● WHAT IS EXPECTED:
Answer with one number: how many lines have "name".

● Stored data entries:
----------

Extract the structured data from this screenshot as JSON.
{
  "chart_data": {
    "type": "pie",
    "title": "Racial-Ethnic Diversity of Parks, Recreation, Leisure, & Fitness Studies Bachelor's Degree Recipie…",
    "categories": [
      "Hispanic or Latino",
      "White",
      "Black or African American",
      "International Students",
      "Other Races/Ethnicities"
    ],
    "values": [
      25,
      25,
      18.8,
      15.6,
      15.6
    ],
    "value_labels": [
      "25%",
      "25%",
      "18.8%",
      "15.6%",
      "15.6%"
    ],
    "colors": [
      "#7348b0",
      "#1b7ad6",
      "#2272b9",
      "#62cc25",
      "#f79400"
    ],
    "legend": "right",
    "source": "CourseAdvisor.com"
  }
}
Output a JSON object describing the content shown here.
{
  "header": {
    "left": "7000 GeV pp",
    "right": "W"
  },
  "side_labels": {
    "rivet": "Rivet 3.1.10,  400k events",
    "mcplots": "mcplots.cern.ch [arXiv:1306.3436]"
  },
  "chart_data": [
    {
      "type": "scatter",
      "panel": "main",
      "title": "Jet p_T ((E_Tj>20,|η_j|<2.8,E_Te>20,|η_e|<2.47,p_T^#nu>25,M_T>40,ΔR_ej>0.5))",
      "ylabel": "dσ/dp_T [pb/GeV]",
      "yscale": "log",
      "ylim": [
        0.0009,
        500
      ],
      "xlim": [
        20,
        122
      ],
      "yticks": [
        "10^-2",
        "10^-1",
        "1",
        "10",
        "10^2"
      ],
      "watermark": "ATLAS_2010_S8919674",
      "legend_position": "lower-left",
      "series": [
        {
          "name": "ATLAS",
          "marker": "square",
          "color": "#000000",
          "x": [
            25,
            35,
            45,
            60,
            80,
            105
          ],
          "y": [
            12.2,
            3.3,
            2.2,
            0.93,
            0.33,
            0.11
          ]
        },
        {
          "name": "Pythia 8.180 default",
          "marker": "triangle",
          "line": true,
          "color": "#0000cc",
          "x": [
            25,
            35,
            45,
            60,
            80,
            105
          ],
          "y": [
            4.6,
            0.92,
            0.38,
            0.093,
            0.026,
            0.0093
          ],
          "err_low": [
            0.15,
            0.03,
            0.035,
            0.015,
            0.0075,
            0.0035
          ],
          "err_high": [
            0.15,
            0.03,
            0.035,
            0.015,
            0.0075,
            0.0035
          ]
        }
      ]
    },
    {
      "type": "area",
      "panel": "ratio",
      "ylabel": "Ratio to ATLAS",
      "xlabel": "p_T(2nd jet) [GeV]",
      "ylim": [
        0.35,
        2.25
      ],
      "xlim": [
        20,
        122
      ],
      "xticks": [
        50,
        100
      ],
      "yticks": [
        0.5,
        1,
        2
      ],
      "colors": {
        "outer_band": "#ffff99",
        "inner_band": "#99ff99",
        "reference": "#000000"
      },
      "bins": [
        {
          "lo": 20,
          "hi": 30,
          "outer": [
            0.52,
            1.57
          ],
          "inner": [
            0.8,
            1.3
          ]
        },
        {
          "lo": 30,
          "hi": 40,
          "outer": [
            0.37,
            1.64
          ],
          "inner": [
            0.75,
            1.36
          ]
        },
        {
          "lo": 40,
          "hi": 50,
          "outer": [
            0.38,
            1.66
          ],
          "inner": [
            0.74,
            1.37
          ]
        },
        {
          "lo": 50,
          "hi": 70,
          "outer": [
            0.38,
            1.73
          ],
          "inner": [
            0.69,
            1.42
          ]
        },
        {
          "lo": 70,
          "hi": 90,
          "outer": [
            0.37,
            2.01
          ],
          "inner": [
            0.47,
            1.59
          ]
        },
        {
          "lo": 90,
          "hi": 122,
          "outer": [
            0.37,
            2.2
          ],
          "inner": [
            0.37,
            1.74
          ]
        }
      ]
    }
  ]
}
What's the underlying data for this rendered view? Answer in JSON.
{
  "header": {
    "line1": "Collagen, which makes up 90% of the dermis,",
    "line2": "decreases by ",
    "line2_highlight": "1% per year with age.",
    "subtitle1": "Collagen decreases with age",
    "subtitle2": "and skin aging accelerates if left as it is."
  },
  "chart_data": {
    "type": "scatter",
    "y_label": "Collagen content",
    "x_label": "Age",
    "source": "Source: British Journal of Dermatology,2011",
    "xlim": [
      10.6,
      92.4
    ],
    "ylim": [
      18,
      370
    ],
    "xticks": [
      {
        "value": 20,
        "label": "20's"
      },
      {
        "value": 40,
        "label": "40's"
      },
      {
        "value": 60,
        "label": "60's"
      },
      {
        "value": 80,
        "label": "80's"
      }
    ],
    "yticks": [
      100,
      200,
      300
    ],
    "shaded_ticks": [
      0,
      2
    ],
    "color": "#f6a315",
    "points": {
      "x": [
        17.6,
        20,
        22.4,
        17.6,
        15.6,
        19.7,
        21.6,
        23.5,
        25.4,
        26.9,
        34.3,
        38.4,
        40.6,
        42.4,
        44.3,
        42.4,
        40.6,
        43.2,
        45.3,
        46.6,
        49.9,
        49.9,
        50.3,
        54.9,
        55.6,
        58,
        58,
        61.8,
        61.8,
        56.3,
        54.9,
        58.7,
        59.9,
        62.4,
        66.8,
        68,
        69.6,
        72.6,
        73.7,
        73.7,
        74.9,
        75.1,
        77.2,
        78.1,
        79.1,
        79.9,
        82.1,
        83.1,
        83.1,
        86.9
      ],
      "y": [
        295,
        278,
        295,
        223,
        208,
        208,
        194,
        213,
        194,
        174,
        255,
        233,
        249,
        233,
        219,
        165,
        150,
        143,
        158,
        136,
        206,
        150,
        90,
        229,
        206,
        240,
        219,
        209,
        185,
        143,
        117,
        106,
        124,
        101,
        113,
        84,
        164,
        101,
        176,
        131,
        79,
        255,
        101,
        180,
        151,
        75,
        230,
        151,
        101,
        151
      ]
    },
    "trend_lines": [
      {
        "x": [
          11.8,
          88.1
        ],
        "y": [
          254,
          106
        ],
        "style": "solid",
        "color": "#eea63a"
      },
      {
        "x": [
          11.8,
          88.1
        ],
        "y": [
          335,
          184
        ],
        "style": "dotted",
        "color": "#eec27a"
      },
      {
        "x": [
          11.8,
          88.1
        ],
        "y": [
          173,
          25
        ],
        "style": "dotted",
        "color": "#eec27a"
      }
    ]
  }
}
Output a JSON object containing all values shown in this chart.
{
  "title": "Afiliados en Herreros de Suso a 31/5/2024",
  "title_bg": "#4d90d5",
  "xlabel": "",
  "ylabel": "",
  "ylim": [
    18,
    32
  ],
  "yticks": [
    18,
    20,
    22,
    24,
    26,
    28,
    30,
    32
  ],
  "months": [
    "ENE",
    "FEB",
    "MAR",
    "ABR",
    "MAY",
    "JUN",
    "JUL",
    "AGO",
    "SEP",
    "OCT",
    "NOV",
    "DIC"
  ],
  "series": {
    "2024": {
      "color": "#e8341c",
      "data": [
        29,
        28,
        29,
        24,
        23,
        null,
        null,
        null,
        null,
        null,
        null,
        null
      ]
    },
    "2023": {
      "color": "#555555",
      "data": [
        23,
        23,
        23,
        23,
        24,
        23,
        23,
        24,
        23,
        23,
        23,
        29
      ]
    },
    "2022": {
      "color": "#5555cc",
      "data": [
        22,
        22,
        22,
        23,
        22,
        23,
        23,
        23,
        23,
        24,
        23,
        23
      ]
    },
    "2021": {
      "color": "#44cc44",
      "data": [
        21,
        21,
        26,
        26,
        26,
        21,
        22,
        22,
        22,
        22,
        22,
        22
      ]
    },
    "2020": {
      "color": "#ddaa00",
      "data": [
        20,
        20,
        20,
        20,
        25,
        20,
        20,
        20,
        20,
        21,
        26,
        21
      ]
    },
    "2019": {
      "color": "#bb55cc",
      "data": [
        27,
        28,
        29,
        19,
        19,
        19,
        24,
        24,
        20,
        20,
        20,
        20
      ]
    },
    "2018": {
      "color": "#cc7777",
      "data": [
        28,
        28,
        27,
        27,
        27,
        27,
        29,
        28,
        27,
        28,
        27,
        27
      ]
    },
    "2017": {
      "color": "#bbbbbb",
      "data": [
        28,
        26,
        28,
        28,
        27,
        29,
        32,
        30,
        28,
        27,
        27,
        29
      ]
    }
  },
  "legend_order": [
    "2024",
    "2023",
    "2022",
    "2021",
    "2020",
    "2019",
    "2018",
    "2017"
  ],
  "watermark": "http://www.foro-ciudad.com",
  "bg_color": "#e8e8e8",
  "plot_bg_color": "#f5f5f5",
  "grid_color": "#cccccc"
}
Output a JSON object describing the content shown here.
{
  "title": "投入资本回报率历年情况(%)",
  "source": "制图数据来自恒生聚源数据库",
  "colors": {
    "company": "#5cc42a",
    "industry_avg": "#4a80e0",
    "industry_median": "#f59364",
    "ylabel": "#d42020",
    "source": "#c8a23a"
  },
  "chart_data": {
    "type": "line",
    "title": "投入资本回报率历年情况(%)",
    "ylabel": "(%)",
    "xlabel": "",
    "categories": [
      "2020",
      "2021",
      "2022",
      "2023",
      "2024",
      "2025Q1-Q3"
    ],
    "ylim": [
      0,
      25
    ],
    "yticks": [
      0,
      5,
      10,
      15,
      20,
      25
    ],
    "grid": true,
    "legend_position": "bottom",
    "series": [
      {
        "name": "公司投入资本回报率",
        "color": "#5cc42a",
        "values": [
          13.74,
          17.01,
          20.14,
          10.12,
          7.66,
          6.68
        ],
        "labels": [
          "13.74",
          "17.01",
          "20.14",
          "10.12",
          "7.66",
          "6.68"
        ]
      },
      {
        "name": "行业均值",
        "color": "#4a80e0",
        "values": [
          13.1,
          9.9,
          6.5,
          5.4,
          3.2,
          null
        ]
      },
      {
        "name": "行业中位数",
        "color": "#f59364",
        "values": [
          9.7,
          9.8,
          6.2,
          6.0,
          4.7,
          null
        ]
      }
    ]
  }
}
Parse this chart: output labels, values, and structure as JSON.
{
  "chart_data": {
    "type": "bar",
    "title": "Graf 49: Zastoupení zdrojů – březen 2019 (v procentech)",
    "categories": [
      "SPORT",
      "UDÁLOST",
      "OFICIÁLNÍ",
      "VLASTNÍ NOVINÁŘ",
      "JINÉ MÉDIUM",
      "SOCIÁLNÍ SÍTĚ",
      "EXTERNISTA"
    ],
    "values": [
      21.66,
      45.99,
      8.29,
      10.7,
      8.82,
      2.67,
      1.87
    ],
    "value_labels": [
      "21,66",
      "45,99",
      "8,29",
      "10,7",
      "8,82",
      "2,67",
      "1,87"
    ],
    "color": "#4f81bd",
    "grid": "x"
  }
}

----------

● RESPONSE:
5